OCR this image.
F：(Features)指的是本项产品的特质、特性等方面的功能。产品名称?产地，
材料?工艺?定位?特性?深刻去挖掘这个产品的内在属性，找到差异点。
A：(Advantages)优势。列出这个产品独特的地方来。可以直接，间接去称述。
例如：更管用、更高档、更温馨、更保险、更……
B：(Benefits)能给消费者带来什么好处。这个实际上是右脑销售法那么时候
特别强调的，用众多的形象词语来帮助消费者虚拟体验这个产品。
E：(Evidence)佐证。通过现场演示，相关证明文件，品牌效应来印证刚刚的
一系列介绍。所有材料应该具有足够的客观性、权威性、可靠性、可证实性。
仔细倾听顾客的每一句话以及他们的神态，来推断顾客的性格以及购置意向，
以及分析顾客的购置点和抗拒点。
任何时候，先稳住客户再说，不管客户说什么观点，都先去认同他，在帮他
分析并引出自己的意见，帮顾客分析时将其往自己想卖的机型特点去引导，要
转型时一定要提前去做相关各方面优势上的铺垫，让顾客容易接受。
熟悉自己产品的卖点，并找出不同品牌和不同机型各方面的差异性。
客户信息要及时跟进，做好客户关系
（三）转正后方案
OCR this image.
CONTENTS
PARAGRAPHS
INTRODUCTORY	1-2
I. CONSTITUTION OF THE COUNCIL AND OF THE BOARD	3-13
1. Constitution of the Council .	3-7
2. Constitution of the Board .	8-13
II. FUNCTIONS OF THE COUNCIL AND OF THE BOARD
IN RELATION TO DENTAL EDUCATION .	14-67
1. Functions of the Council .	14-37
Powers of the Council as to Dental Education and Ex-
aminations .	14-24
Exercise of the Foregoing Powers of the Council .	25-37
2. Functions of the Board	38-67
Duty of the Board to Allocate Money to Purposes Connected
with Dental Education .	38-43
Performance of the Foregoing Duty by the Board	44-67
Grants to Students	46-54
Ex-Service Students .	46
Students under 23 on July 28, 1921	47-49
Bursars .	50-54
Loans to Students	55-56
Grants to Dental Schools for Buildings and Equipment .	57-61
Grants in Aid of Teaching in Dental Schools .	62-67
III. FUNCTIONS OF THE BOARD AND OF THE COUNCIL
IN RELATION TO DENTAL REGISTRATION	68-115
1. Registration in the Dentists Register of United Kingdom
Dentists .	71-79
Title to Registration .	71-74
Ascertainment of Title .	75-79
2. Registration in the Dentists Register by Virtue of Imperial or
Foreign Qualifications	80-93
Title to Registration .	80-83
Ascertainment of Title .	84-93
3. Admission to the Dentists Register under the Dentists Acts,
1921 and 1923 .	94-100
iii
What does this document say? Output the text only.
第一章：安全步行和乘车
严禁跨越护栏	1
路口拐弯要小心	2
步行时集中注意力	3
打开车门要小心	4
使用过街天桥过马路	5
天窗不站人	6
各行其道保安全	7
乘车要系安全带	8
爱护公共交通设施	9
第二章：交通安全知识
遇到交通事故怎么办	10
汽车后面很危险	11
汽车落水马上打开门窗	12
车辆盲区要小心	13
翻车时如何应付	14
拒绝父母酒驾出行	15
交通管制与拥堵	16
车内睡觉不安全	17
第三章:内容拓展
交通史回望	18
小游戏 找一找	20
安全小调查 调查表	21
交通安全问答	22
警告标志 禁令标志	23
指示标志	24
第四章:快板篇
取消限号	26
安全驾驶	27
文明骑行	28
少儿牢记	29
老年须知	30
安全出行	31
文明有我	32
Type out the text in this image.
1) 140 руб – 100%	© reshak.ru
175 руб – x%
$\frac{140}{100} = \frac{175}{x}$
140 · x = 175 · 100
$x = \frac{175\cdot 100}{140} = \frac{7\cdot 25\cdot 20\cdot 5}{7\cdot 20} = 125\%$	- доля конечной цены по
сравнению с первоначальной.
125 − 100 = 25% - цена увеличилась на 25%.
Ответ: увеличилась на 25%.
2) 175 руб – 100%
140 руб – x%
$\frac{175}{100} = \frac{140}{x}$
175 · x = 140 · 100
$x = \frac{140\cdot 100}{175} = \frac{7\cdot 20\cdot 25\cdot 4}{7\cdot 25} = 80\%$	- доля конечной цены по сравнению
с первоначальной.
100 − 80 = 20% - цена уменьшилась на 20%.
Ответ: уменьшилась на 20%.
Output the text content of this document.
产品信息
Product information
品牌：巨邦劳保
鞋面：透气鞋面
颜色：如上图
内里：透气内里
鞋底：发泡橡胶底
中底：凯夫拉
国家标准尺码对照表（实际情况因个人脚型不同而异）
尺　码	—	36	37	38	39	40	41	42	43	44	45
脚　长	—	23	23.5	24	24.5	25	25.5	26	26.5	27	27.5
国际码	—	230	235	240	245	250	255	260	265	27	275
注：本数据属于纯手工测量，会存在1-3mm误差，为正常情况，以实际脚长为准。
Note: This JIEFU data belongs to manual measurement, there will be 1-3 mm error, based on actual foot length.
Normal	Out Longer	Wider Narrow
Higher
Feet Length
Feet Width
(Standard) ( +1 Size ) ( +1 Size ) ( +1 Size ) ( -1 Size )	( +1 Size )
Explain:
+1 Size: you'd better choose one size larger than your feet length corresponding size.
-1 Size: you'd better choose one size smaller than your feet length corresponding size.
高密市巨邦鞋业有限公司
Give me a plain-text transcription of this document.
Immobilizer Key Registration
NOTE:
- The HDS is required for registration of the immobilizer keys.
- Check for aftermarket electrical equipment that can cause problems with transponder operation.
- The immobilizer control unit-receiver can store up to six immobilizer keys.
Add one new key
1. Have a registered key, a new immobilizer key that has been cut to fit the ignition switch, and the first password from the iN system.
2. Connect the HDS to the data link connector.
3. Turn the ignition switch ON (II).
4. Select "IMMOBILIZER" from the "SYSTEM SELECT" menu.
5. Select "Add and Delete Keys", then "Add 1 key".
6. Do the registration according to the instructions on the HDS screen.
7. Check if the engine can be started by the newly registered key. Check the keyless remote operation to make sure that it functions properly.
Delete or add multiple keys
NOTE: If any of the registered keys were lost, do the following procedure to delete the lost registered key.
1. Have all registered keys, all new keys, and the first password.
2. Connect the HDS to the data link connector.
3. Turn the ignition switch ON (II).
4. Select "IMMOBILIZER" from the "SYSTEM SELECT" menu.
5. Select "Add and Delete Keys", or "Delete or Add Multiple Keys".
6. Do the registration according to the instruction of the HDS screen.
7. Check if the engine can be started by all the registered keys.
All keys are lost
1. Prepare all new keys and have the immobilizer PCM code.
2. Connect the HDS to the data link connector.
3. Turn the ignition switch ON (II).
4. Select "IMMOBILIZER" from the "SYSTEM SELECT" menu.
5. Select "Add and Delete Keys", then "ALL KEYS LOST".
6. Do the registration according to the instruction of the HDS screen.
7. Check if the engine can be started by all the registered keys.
□ □ □
**TO BE DONE:**
Read the data above and pull out each line that holds the string "with".

**EXERCISE SOLUTION:**
with Dental Education .	38-43
- Check for aftermarket electrical equipment that can cause problems with transponder operation.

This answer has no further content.